EXTRACTED ENTRIES –

•••

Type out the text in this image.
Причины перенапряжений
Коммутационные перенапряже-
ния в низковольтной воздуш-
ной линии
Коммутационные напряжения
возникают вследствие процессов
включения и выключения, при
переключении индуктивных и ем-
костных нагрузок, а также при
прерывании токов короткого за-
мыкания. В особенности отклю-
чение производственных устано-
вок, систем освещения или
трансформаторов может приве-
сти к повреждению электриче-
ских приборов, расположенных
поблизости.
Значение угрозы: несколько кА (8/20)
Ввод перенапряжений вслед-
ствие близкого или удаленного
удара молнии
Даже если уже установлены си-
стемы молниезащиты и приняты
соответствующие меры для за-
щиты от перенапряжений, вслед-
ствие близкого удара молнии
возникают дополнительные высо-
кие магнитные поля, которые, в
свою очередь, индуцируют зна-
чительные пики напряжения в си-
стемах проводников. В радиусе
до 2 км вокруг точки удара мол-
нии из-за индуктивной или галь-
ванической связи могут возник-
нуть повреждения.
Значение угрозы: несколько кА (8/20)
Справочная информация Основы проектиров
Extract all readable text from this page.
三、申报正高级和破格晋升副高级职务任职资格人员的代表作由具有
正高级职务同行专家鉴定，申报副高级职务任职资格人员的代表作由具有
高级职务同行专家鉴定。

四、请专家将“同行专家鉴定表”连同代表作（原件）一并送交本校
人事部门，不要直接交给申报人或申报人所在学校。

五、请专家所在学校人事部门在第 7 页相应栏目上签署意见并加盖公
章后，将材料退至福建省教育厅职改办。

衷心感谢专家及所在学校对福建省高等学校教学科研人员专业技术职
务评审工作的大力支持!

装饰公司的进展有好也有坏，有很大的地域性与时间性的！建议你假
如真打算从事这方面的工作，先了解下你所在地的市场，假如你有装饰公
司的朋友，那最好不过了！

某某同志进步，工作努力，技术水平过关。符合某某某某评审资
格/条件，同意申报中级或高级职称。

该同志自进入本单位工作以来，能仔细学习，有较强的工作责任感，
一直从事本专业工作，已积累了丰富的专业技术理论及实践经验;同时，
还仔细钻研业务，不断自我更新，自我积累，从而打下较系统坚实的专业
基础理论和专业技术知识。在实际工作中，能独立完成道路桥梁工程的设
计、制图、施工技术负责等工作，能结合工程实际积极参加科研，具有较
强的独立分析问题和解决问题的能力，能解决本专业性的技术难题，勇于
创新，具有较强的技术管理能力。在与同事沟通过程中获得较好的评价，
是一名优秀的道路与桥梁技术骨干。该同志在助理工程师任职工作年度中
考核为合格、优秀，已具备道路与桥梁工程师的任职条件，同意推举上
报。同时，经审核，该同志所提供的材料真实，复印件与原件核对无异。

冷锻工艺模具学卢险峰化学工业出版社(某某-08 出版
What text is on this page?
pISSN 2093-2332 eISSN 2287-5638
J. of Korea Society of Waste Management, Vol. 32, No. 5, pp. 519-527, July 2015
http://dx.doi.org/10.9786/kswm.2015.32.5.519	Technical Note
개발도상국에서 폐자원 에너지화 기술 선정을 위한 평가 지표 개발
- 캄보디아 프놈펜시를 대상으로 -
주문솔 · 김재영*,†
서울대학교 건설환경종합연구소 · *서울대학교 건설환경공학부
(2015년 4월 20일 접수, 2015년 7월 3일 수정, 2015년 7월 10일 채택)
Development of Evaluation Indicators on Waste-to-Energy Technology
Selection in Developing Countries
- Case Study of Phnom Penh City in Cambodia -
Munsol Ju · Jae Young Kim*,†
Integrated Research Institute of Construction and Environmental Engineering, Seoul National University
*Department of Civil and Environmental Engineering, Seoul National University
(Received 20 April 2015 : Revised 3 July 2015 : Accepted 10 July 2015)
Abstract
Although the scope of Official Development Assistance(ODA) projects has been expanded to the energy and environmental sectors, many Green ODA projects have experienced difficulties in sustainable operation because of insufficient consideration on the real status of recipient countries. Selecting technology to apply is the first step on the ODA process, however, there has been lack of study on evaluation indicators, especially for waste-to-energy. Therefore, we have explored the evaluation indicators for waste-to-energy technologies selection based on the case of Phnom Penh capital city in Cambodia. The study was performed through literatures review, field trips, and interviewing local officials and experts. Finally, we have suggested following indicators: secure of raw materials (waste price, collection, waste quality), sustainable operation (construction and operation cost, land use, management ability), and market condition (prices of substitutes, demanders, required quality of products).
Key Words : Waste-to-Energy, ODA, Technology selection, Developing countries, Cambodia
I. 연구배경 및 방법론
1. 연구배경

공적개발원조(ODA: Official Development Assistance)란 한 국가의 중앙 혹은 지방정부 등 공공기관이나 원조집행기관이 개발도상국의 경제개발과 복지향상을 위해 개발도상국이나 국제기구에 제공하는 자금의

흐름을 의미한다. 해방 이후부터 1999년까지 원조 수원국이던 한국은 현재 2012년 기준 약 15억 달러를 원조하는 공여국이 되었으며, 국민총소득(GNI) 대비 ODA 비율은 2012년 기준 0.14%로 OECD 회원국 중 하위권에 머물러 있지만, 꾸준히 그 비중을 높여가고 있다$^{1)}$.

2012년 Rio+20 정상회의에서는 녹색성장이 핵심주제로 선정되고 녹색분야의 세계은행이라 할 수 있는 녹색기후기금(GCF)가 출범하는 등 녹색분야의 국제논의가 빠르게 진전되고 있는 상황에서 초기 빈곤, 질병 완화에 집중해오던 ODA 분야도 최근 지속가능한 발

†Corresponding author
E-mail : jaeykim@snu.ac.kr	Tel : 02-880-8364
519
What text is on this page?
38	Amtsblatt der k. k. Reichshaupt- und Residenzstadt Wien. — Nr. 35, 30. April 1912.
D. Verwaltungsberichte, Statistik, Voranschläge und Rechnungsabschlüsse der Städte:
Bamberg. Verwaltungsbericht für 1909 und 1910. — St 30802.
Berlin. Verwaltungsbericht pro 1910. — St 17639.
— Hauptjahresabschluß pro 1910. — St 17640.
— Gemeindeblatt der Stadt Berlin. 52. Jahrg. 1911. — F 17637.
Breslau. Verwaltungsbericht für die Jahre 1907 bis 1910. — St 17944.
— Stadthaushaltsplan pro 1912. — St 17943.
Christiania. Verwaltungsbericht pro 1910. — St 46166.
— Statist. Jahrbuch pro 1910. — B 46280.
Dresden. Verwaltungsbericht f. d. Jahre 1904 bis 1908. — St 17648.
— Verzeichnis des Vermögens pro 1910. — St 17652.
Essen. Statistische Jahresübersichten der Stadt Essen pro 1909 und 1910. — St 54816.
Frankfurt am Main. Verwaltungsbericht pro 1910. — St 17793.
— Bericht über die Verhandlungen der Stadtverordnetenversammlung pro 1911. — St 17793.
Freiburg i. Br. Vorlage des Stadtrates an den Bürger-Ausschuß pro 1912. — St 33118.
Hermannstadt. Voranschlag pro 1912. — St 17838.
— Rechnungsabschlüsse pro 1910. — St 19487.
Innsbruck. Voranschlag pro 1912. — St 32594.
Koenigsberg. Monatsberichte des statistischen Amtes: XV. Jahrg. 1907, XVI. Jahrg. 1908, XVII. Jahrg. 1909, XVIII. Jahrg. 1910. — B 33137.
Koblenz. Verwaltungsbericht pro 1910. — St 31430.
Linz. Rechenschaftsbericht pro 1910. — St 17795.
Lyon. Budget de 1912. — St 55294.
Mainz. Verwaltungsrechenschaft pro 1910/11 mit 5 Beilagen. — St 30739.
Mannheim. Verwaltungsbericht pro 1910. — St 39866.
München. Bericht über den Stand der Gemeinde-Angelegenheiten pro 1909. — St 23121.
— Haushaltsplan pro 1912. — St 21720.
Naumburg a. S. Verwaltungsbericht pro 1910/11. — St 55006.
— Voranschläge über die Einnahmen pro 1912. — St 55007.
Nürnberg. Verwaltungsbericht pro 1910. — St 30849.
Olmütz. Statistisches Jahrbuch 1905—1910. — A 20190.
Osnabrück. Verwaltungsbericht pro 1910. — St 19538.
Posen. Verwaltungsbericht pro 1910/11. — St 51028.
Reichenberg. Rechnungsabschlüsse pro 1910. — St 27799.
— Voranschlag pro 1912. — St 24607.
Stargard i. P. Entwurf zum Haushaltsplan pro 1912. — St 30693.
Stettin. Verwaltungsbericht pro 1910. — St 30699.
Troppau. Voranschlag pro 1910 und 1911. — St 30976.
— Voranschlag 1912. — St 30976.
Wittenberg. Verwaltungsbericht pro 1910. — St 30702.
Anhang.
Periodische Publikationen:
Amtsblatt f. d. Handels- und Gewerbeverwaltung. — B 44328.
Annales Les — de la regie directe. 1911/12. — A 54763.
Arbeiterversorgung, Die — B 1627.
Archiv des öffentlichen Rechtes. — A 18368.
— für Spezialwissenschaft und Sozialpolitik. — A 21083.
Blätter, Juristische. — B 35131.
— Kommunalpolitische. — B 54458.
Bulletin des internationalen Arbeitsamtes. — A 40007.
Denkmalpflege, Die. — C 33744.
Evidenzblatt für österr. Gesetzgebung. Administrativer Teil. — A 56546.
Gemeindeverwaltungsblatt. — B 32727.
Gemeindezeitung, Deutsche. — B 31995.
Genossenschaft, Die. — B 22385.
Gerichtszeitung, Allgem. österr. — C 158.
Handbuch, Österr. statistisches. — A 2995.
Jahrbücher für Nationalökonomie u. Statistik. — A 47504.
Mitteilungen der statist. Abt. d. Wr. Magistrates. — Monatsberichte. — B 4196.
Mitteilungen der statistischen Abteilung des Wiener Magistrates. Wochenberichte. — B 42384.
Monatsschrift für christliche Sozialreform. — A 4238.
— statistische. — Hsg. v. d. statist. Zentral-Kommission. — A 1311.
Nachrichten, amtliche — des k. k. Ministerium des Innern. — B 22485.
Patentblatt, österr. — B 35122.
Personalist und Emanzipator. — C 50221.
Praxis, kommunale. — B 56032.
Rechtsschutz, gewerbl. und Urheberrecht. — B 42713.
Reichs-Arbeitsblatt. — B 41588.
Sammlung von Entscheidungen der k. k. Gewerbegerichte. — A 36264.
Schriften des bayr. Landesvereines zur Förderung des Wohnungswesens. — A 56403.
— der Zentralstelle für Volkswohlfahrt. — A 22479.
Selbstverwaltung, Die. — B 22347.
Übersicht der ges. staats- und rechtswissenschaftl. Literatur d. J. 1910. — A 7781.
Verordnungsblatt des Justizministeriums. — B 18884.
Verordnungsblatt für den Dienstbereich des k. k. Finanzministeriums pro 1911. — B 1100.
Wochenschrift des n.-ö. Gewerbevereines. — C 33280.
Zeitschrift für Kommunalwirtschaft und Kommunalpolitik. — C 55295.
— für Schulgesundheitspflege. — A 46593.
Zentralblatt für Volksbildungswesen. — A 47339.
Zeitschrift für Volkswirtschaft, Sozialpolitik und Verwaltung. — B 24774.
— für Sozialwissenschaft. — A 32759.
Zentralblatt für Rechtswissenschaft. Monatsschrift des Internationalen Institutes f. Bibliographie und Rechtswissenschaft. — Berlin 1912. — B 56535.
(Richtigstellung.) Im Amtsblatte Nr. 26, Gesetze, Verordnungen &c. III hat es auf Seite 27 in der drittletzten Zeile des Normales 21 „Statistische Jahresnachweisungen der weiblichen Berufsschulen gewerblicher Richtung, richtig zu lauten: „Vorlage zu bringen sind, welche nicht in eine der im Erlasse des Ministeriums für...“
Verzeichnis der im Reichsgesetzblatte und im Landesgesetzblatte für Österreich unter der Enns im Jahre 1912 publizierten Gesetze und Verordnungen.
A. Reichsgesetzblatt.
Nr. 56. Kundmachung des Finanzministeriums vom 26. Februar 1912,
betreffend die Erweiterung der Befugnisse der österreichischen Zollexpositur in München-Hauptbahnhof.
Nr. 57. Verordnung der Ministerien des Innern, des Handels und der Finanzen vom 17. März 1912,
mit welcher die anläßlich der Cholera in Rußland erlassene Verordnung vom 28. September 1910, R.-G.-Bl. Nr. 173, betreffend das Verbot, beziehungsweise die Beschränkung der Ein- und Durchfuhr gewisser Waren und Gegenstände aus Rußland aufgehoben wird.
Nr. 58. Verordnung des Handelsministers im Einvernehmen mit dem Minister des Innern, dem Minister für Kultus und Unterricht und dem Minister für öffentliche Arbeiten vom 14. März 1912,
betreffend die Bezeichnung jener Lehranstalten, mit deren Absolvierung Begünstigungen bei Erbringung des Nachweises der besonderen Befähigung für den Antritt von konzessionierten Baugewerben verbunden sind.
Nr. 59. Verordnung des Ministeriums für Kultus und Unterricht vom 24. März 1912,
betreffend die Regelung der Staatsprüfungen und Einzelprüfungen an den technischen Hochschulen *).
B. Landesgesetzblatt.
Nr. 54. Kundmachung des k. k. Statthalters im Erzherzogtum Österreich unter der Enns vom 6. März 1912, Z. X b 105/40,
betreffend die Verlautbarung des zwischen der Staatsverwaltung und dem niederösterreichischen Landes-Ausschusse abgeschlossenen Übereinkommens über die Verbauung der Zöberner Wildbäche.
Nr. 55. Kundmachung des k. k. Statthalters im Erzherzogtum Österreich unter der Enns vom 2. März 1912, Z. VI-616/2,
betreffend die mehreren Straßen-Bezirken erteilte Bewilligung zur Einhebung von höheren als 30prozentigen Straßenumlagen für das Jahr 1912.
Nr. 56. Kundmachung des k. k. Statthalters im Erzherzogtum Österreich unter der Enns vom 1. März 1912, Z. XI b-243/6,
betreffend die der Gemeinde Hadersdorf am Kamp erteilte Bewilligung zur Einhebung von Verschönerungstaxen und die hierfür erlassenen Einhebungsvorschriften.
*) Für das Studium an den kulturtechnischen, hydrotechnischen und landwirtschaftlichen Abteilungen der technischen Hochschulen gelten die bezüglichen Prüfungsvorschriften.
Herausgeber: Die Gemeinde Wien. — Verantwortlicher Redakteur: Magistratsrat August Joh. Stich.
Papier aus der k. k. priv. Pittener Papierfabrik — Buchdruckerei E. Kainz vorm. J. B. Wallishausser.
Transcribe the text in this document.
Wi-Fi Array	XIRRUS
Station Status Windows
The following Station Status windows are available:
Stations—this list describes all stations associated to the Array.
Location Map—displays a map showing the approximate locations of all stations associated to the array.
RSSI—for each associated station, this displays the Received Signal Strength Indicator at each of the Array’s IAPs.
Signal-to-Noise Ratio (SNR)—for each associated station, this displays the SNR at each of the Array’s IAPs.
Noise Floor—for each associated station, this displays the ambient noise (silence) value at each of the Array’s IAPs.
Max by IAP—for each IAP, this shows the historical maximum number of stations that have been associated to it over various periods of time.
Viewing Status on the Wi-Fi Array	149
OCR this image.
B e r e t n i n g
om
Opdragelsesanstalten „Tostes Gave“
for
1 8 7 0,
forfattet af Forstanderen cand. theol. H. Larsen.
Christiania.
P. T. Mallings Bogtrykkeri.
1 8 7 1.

•••

DIRECTIONS FOR THIS TASK – Take each line of the material that contains the word "Voranschläge" and list it.

ANSWER FOR THIS EXERCISE –
D. Verwaltungsberichte, Statistik, Voranschläge und Rechnungsabschlüsse der Städte:
— Voranschläge über die Einnahmen pro 1912. — St 55007.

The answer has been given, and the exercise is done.